Set exercise:
Reproduce only the lines starting at the one that contains "figure: 0.0 0.2" and stopping after the one that contains "legend-label: 0 hr", with "x-tick-label" replaced by "horizontal-tick-label" and nothing else changed.

Provided information:
= = = =

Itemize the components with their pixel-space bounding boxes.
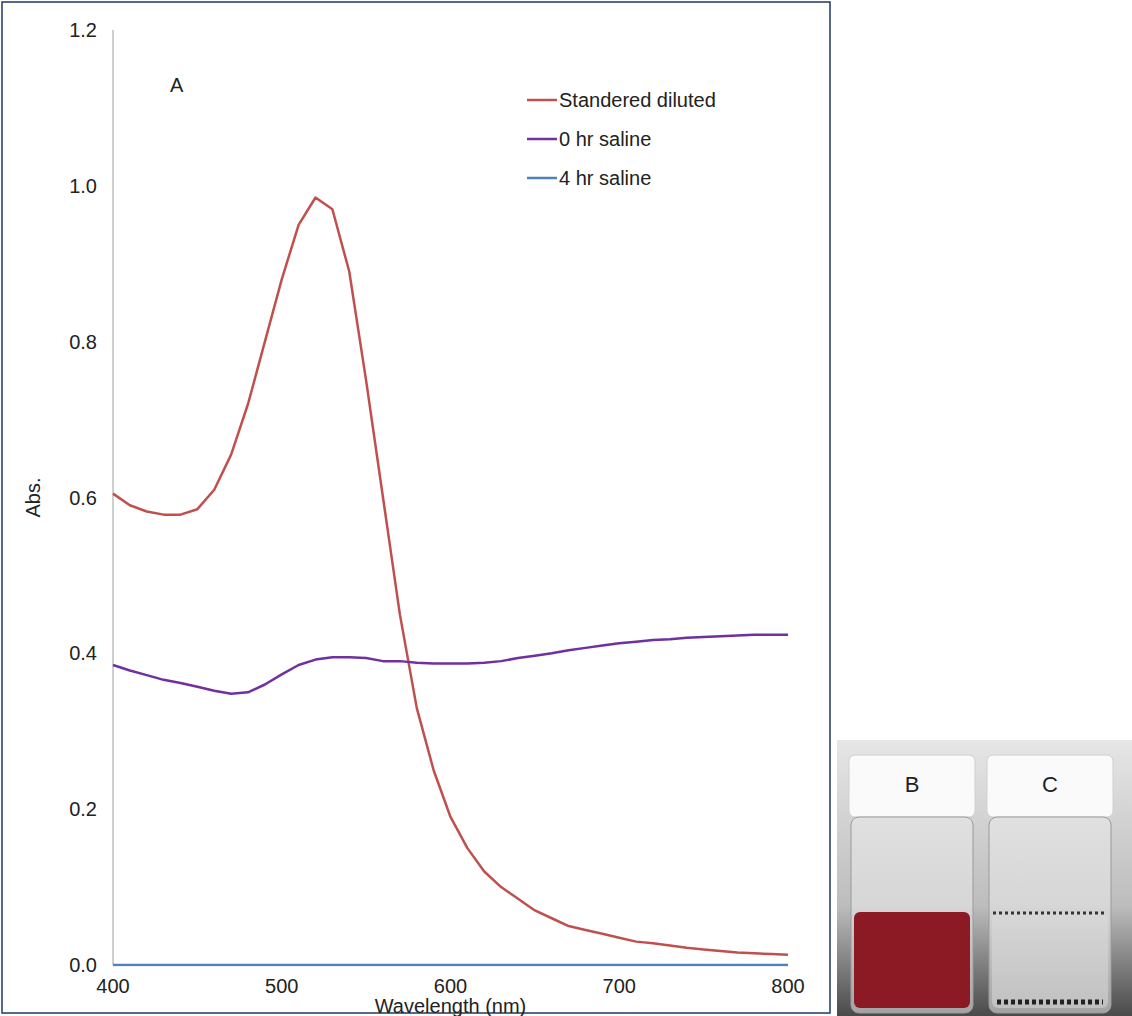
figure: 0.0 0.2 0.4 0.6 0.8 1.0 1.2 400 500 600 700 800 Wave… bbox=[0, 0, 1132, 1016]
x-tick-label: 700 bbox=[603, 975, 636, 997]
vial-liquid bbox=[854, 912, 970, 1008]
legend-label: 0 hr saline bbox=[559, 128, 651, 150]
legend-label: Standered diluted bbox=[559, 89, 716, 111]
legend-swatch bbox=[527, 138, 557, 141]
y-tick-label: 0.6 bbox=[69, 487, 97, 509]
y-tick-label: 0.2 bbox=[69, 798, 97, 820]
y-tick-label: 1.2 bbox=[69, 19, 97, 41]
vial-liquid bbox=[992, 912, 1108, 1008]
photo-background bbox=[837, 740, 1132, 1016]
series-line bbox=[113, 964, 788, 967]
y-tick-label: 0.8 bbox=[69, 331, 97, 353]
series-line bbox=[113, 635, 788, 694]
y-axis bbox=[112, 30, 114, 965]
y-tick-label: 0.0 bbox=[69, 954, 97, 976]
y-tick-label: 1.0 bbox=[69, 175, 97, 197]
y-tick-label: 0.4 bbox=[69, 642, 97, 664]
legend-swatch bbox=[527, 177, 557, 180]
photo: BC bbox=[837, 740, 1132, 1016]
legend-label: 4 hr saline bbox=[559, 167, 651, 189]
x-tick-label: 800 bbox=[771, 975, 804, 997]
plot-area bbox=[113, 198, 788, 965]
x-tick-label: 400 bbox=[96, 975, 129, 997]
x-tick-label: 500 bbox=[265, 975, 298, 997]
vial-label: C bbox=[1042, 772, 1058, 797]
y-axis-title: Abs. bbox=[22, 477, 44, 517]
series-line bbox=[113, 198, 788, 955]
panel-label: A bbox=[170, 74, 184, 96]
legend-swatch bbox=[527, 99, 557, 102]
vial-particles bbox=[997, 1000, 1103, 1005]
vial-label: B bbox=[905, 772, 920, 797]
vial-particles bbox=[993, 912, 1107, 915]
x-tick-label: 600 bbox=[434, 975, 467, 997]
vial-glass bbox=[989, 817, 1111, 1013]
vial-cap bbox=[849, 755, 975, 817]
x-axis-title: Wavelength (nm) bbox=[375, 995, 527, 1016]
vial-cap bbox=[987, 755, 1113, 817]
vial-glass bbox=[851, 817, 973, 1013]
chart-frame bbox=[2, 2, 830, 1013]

= = = =

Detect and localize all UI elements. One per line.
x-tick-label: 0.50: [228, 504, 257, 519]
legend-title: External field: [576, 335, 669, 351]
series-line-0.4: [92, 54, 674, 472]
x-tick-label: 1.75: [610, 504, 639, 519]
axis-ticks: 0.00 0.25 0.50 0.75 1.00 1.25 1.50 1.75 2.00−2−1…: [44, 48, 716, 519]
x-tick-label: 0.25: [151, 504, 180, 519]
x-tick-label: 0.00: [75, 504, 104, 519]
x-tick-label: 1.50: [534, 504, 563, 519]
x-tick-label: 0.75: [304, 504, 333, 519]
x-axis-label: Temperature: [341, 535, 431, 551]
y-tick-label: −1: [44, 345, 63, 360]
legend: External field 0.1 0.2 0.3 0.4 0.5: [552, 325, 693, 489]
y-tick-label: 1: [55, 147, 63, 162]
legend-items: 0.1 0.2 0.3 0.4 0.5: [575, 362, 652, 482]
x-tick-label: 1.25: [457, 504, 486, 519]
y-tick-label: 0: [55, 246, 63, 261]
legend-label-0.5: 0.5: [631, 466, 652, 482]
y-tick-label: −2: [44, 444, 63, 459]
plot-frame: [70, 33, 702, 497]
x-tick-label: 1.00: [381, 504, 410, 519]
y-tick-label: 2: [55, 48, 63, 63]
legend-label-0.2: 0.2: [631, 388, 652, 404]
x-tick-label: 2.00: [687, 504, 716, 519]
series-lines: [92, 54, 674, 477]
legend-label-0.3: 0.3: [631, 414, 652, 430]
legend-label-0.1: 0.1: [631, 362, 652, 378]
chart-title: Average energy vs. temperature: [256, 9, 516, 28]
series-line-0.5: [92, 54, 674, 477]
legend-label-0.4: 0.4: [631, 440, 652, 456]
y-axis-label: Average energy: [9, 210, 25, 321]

= = = =

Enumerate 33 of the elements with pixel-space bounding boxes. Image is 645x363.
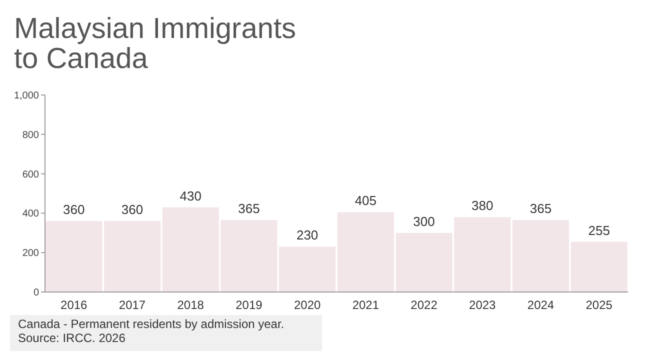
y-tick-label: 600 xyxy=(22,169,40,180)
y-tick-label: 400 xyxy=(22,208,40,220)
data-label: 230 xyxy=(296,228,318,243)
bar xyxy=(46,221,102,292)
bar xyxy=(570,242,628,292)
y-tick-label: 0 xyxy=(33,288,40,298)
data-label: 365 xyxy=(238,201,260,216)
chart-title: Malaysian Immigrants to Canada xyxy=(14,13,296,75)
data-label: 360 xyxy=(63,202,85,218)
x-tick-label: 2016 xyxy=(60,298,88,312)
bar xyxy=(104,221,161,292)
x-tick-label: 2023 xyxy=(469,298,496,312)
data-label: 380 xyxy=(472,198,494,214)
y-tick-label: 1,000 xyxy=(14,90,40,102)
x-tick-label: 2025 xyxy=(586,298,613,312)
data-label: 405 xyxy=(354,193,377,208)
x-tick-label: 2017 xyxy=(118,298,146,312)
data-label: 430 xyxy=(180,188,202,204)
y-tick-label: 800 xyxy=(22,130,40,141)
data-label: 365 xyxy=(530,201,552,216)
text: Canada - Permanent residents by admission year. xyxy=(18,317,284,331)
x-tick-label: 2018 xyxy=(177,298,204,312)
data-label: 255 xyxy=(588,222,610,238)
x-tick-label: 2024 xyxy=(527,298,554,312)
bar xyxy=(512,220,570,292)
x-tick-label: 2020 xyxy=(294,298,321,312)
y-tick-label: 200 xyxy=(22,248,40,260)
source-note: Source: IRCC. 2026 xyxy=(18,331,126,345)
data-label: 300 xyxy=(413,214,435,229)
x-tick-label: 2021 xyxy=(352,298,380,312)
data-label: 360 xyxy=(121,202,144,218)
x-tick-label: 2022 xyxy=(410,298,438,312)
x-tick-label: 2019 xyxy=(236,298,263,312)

= = = =

Final result:
figure: 0.0 0.2 0.4 0.6 0.8 1.0 1.2 400 500 600 700 800 Wave… bbox=[0, 0, 1132, 1016]
horizontal-tick-label: 700 bbox=[603, 975, 636, 997]
vial-liquid bbox=[854, 912, 970, 1008]
legend-label: 0 hr saline bbox=[559, 128, 651, 150]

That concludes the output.